__Work to do__
Gather up all lines that carry the word "Elio".

[Begin]

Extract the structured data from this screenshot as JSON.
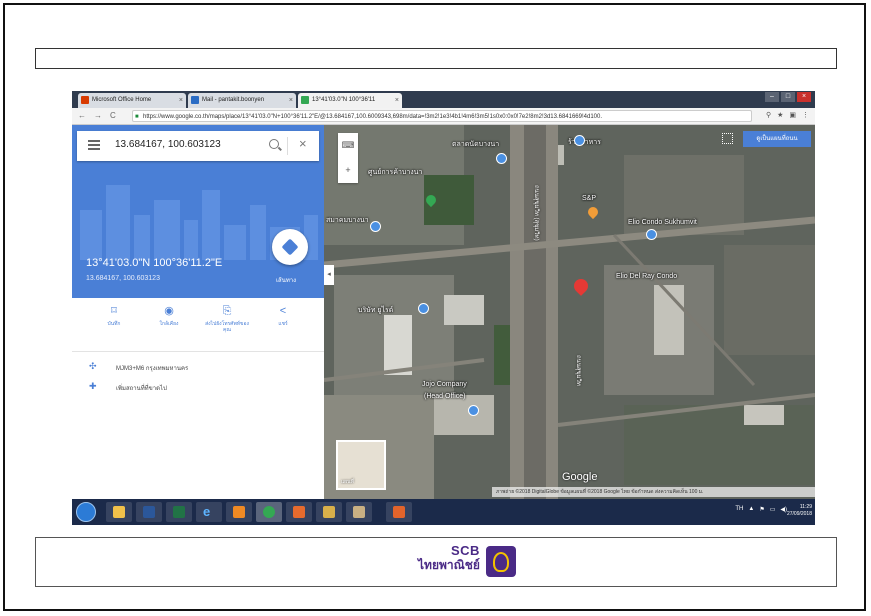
{
  "browser": {
    "tabs": [
      {
        "label": "Microsoft Office Home",
        "close": "×",
        "color": "#d83b01"
      },
      {
        "label": "Mail - pantakit.boonyen",
        "close": "×",
        "color": "#2b6cc4"
      },
      {
        "label": "13°41'03.0\"N 100°36'11",
        "close": "×",
        "color": "#34a853"
      }
    ],
    "window_controls": [
      "–",
      "□",
      "×"
    ],
    "back": "←",
    "forward": "→",
    "reload": "C",
    "url": "https://www.google.co.th/maps/place/13°41'03.0\"N+100°36'11.2\"E/@13.684167,100.6009343,698m/data=!3m2!1e3!4b1!4m6!3m5!1s0x0:0x0!7e2!8m2!3d13.6841669!4d100.",
    "toolbar_icons": [
      "⚲",
      "★",
      "▣",
      "⋮"
    ]
  },
  "panel": {
    "search_value": "13.684167, 100.603123",
    "coord_title": "13°41'03.0\"N 100°36'11.2\"E",
    "coord_sub": "13.684167, 100.603123",
    "directions_label": "เส้นทาง",
    "actions": [
      {
        "icon": "bookmark-icon",
        "glyph": "⌑",
        "label": "บันทึก"
      },
      {
        "icon": "nearby-icon",
        "glyph": "◉",
        "label": "ใกล้เคียง"
      },
      {
        "icon": "send-to-phone-icon",
        "glyph": "⎘",
        "label": "ส่งไปยังโทรศัพท์ของคุณ"
      },
      {
        "icon": "share-icon",
        "glyph": "<",
        "label": "แชร์"
      }
    ],
    "info": [
      {
        "icon": "plus-code-icon",
        "glyph": "✣",
        "text": "MJM3+M6 กรุงเทพมหานคร"
      },
      {
        "icon": "add-place-icon",
        "glyph": "✚",
        "text": "เพิ่มสถานที่ที่ขาดไป"
      }
    ]
  },
  "map": {
    "sat_button": "ดูเป็นแผนที่ถนน",
    "collapse": "◂",
    "zoom": [
      "⌨",
      "+"
    ],
    "labels": [
      {
        "text": "ตลาดนัดบางนา"
      },
      {
        "text": "ศูนย์การค้าบางนา"
      },
      {
        "text": "สมาคมบางนา"
      },
      {
        "text": "Elio Condo Sukhumvit"
      },
      {
        "text": "Elio Del Ray Condo"
      },
      {
        "text": "บริษัท ยูไรด์"
      },
      {
        "text": "Jojo Company"
      },
      {
        "text": "(Head Office)"
      },
      {
        "text": "S&P"
      },
      {
        "text": "ร้านอาหาร"
      }
    ],
    "road_labels": [
      "ถนนสุขุมวิท (สุขุมวิท)",
      "ถนนสุขุมวิท"
    ],
    "google_logo": "Google",
    "minimap_label": "แผนที่",
    "attribution": "ภาพถ่าย ©2018 DigitalGlobe ข้อมูลแผนที่ ©2018 Google   ไทย   ข้อกำหนด   ส่งความคิดเห็น   100 ม."
  },
  "taskbar": {
    "apps": [
      {
        "name": "file-explorer-icon",
        "color": "#f1c14a"
      },
      {
        "name": "word-icon",
        "color": "#2b579a"
      },
      {
        "name": "excel-icon",
        "color": "#217346"
      },
      {
        "name": "ie-icon",
        "color": "#5db4ff"
      },
      {
        "name": "media-icon",
        "color": "#f08a24"
      },
      {
        "name": "chrome-icon",
        "color": "#34a853"
      },
      {
        "name": "home-app-icon",
        "color": "#e66b2e"
      },
      {
        "name": "folder-icon",
        "color": "#d9b04a"
      },
      {
        "name": "people-app-icon",
        "color": "#c9b083"
      },
      {
        "name": "office-icon",
        "color": "#e3642b"
      }
    ],
    "ie_glyph": "e",
    "tray_lang": "TH",
    "tray_icons": [
      "▲",
      "⚑",
      "▭",
      "◀)"
    ],
    "time": "11:29",
    "date": "27/09/2018"
  },
  "footer": {
    "brand_top": "SCB",
    "brand_bottom": "ไทยพาณิชย์"
  }
}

[End]

__Answer to this task__
        "text": "Elio Condo Sukhumvit"
        "text": "Elio Del Ray Condo"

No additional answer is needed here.